__Exercise goal__.
Write the data out again exactly, with no pictures.

__Items from a data source__.
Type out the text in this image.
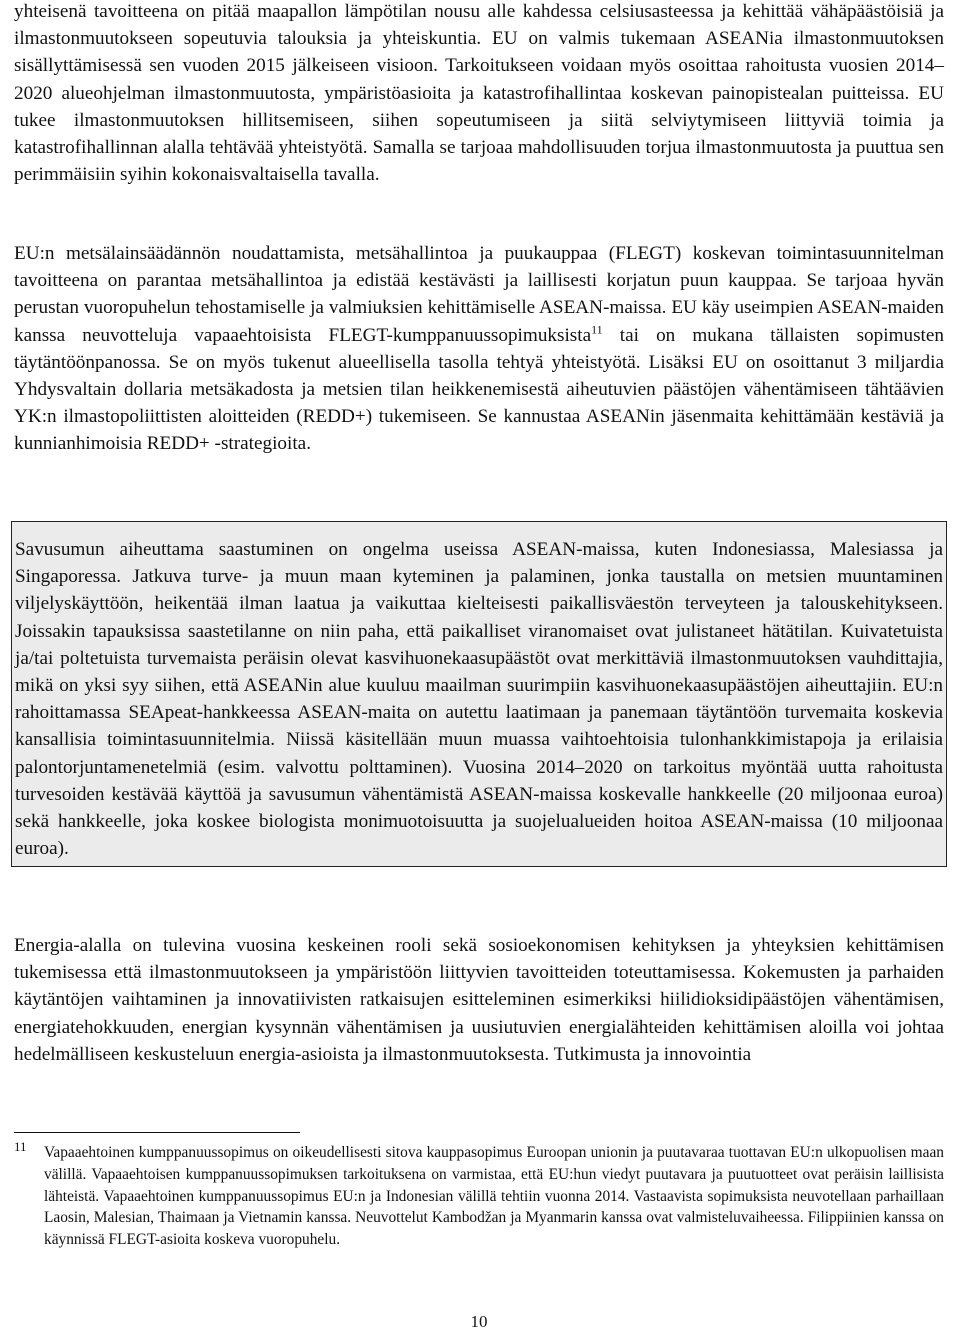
yhteisenä tavoitteena on pitää maapallon lämpötilan nousu alle kahdessa celsiusasteessa ja kehittää vähäpäästöisiä ja ilmastonmuutokseen sopeutuvia talouksia ja yhteiskuntia. EU on valmis tukemaan ASEANia ilmastonmuutoksen sisällyttämisessä sen vuoden 2015 jälkeiseen visioon. Tarkoitukseen voidaan myös osoittaa rahoitusta vuosien 2014–2020 alueohjelman ilmastonmuutosta, ympäristöasioita ja katastrofihallintaa koskevan painopistealan puitteissa. EU tukee ilmastonmuutoksen hillitsemiseen, siihen sopeutumiseen ja siitä selviytymiseen liittyviä toimia ja katastrofihallinnan alalla tehtävää yhteistyötä. Samalla se tarjoaa mahdollisuuden torjua ilmastonmuutosta ja puuttua sen perimmäisiin syihin kokonaisvaltaisella tavalla.

EU:n metsälainsäädännön noudattamista, metsähallintoa ja puukauppaa (FLEGT) koskevan toimintasuunnitelman tavoitteena on parantaa metsähallintoa ja edistää kestävästi ja laillisesti korjatun puun kauppaa. Se tarjoaa hyvän perustan vuoropuhelun tehostamiselle ja valmiuksien kehittämiselle ASEAN-maissa. EU käy useimpien ASEAN-maiden kanssa neuvotteluja vapaaehtoisista FLEGT-kumppanuussopimuksista$^{11}$ tai on mukana tällaisten sopimusten täytäntöönpanossa. Se on myös tukenut alueellisella tasolla tehtyä yhteistyötä. Lisäksi EU on osoittanut 3 miljardia Yhdysvaltain dollaria metsäkadosta ja metsien tilan heikkenemisestä aiheutuvien päästöjen vähentämiseen tähtäävien YK:n ilmastopoliittisten aloitteiden (REDD+) tukemiseen. Se kannustaa ASEANin jäsenmaita kehittämään kestäviä ja kunnianhimoisia REDD+ -strategioita.

Savusumun aiheuttama saastuminen on ongelma useissa ASEAN-maissa, kuten Indonesiassa, Malesiassa ja Singaporessa. Jatkuva turve- ja muun maan kyteminen ja palaminen, jonka taustalla on metsien muuntaminen viljelyskäyttöön, heikentää ilman laatua ja vaikuttaa kielteisesti paikallisväestön terveyteen ja talouskehitykseen. Joissakin tapauksissa saastetilanne on niin paha, että paikalliset viranomaiset ovat julistaneet hätätilan. Kuivatetuista ja/tai poltetuista turvemaista peräisin olevat kasvihuonekaasupäästöt ovat merkittäviä ilmastonmuutoksen vauhdittajia, mikä on yksi syy siihen, että ASEANin alue kuuluu maailman suurimpiin kasvihuonekaasupäästöjen aiheuttajiin. EU:n rahoittamassa SEApeat-hankkeessa ASEAN-maita on autettu laatimaan ja panemaan täytäntöön turvemaita koskevia kansallisia toimintasuunnitelmia. Niissä käsitellään muun muassa vaihtoehtoisia tulonhankkimistapoja ja erilaisia palontorjuntamenetelmiä (esim. valvottu polttaminen). Vuosina 2014–2020 on tarkoitus myöntää uutta rahoitusta turvesoiden kestävää käyttöä ja savusumun vähentämistä ASEAN-maissa koskevalle hankkeelle (20 miljoonaa euroa) sekä hankkeelle, joka koskee biologista monimuotoisuutta ja suojelualueiden hoitoa ASEAN-maissa (10 miljoonaa euroa).

Energia-alalla on tulevina vuosina keskeinen rooli sekä sosioekonomisen kehityksen ja yhteyksien kehittämisen tukemisessa että ilmastonmuutokseen ja ympäristöön liittyvien tavoitteiden toteuttamisessa. Kokemusten ja parhaiden käytäntöjen vaihtaminen ja innovatiivisten ratkaisujen esitteleminen esimerkiksi hiilidioksidipäästöjen vähentämisen, energiatehokkuuden, energian kysynnän vähentämisen ja uusiutuvien energialähteiden kehittämisen aloilla voi johtaa hedelmälliseen keskusteluun energia-asioista ja ilmastonmuutoksesta. Tutkimusta ja innovointia

11 Vapaaehtoinen kumppanuussopimus on oikeudellisesti sitova kauppasopimus Euroopan unionin ja puutavaraa tuottavan EU:n ulkopuolisen maan välillä. Vapaaehtoisen kumppanuussopimuksen tarkoituksena on varmistaa, että EU:hun viedyt puutavara ja puutuotteet ovat peräisin laillisista lähteistä. Vapaaehtoinen kumppanuussopimus EU:n ja Indonesian välillä tehtiin vuonna 2014. Vastaavista sopimuksista neuvotellaan parhaillaan Laosin, Malesian, Thaimaan ja Vietnamin kanssa. Neuvottelut Kambodžan ja Myanmarin kanssa ovat valmisteluvaiheessa. Filippiinien kanssa on käynnissä FLEGT-asioita koskeva vuoropuhelu.
10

__The result__.
Type out the text in this image.
yhteisenä tavoitteena on pitää maapallon lämpötilan nousu alle kahdessa celsiusasteessa ja kehittää vähäpäästöisiä ja ilmastonmuutokseen sopeutuvia talouksia ja yhteiskuntia. EU on valmis tukemaan ASEANia ilmastonmuutoksen sisällyttämisessä sen vuoden 2015 jälkeiseen visioon. Tarkoitukseen voidaan myös osoittaa rahoitusta vuosien 2014–2020 alueohjelman ilmastonmuutosta, ympäristöasioita ja katastrofihallintaa koskevan painopistealan puitteissa. EU tukee ilmastonmuutoksen hillitsemiseen, siihen sopeutumiseen ja siitä selviytymiseen liittyviä toimia ja katastrofihallinnan alalla tehtävää yhteistyötä. Samalla se tarjoaa mahdollisuuden torjua ilmastonmuutosta ja puuttua sen perimmäisiin syihin kokonaisvaltaisella tavalla.

EU:n metsälainsäädännön noudattamista, metsähallintoa ja puukauppaa (FLEGT) koskevan toimintasuunnitelman tavoitteena on parantaa metsähallintoa ja edistää kestävästi ja laillisesti korjatun puun kauppaa. Se tarjoaa hyvän perustan vuoropuhelun tehostamiselle ja valmiuksien kehittämiselle ASEAN-maissa. EU käy useimpien ASEAN-maiden kanssa neuvotteluja vapaaehtoisista FLEGT-kumppanuussopimuksista$^{11}$ tai on mukana tällaisten sopimusten täytäntöönpanossa. Se on myös tukenut alueellisella tasolla tehtyä yhteistyötä. Lisäksi EU on osoittanut 3 miljardia Yhdysvaltain dollaria metsäkadosta ja metsien tilan heikkenemisestä aiheutuvien päästöjen vähentämiseen tähtäävien YK:n ilmastopoliittisten aloitteiden (REDD+) tukemiseen. Se kannustaa ASEANin jäsenmaita kehittämään kestäviä ja kunnianhimoisia REDD+ -strategioita.

Savusumun aiheuttama saastuminen on ongelma useissa ASEAN-maissa, kuten Indonesiassa, Malesiassa ja Singaporessa. Jatkuva turve- ja muun maan kyteminen ja palaminen, jonka taustalla on metsien muuntaminen viljelyskäyttöön, heikentää ilman laatua ja vaikuttaa kielteisesti paikallisväestön terveyteen ja talouskehitykseen. Joissakin tapauksissa saastetilanne on niin paha, että paikalliset viranomaiset ovat julistaneet hätätilan. Kuivatetuista ja/tai poltetuista turvemaista peräisin olevat kasvihuonekaasupäästöt ovat merkittäviä ilmastonmuutoksen vauhdittajia, mikä on yksi syy siihen, että ASEANin alue kuuluu maailman suurimpiin kasvihuonekaasupäästöjen aiheuttajiin. EU:n rahoittamassa SEApeat-hankkeessa ASEAN-maita on autettu laatimaan ja panemaan täytäntöön turvemaita koskevia kansallisia toimintasuunnitelmia. Niissä käsitellään muun muassa vaihtoehtoisia tulonhankkimistapoja ja erilaisia palontorjuntamenetelmiä (esim. valvottu polttaminen). Vuosina 2014–2020 on tarkoitus myöntää uutta rahoitusta turvesoiden kestävää käyttöä ja savusumun vähentämistä ASEAN-maissa koskevalle hankkeelle (20 miljoonaa euroa) sekä hankkeelle, joka koskee biologista monimuotoisuutta ja suojelualueiden hoitoa ASEAN-maissa (10 miljoonaa euroa).

Energia-alalla on tulevina vuosina keskeinen rooli sekä sosioekonomisen kehityksen ja yhteyksien kehittämisen tukemisessa että ilmastonmuutokseen ja ympäristöön liittyvien tavoitteiden toteuttamisessa. Kokemusten ja parhaiden käytäntöjen vaihtaminen ja innovatiivisten ratkaisujen esitteleminen esimerkiksi hiilidioksidipäästöjen vähentämisen, energiatehokkuuden, energian kysynnän vähentämisen ja uusiutuvien energialähteiden kehittämisen aloilla voi johtaa hedelmälliseen keskusteluun energia-asioista ja ilmastonmuutoksesta. Tutkimusta ja innovointia

11 Vapaaehtoinen kumppanuussopimus on oikeudellisesti sitova kauppasopimus Euroopan unionin ja puutavaraa tuottavan EU:n ulkopuolisen maan välillä. Vapaaehtoisen kumppanuussopimuksen tarkoituksena on varmistaa, että EU:hun viedyt puutavara ja puutuotteet ovat peräisin laillisista lähteistä. Vapaaehtoinen kumppanuussopimus EU:n ja Indonesian välillä tehtiin vuonna 2014. Vastaavista sopimuksista neuvotellaan parhaillaan Laosin, Malesian, Thaimaan ja Vietnamin kanssa. Neuvottelut Kambodžan ja Myanmarin kanssa ovat valmisteluvaiheessa. Filippiinien kanssa on käynnissä FLEGT-asioita koskeva vuoropuhelu.
10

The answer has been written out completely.